THE REQUEST: Pick out every line with the word "topCode" and copy it.

INFORMATION SUPPLIED:
_____

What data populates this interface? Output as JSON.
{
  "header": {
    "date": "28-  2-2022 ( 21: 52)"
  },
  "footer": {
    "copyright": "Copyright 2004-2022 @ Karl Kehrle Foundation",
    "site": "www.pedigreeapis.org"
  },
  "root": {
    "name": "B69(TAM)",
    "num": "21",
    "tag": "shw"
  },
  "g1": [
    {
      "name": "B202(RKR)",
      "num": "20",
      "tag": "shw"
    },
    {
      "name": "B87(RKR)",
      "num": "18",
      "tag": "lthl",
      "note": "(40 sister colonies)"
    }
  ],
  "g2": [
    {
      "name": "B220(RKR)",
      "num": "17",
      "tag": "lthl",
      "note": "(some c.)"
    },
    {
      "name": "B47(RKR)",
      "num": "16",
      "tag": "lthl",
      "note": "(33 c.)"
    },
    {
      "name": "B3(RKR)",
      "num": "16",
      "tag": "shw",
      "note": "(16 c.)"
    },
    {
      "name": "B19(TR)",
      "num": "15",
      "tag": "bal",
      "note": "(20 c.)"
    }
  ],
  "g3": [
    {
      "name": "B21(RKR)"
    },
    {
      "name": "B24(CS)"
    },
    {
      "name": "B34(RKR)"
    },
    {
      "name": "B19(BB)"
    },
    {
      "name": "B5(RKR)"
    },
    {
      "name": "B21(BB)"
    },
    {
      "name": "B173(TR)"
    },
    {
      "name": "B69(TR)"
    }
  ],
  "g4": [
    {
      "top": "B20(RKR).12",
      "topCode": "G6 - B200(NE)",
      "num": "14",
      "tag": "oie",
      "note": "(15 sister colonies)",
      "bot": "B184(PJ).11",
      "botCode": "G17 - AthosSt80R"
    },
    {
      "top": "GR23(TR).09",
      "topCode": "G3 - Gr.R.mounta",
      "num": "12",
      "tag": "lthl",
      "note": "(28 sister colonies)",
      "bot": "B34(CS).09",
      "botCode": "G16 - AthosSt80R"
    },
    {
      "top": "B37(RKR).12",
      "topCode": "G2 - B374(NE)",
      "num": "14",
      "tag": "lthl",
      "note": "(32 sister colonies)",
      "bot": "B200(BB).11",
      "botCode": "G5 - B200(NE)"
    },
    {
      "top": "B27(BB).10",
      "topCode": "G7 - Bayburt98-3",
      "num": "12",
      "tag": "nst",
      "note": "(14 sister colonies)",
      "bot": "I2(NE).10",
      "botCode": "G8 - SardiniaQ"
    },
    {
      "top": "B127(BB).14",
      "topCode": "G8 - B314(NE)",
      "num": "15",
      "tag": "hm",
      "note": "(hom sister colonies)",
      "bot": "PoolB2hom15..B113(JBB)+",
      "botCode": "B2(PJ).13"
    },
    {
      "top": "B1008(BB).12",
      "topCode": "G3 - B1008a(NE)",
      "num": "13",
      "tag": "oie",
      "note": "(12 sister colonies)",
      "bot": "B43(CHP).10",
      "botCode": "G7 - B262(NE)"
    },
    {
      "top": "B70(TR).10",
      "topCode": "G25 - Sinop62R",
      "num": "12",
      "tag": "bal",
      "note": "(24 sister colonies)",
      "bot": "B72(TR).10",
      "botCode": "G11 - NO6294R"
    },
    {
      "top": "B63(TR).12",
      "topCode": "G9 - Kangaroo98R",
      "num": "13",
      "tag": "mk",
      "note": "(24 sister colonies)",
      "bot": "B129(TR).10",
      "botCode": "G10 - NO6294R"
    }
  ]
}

_____

SOLUTION TO THIS EXERCISE:
      "topCode": "G6 - B200(NE)",
      "topCode": "G3 - Gr.R.mounta",
      "topCode": "G2 - B374(NE)",
      "topCode": "G7 - Bayburt98-3",
      "topCode": "G8 - B314(NE)",
      "topCode": "G3 - B1008a(NE)",
      "topCode": "G25 - Sinop62R",
      "topCode": "G9 - Kangaroo98R",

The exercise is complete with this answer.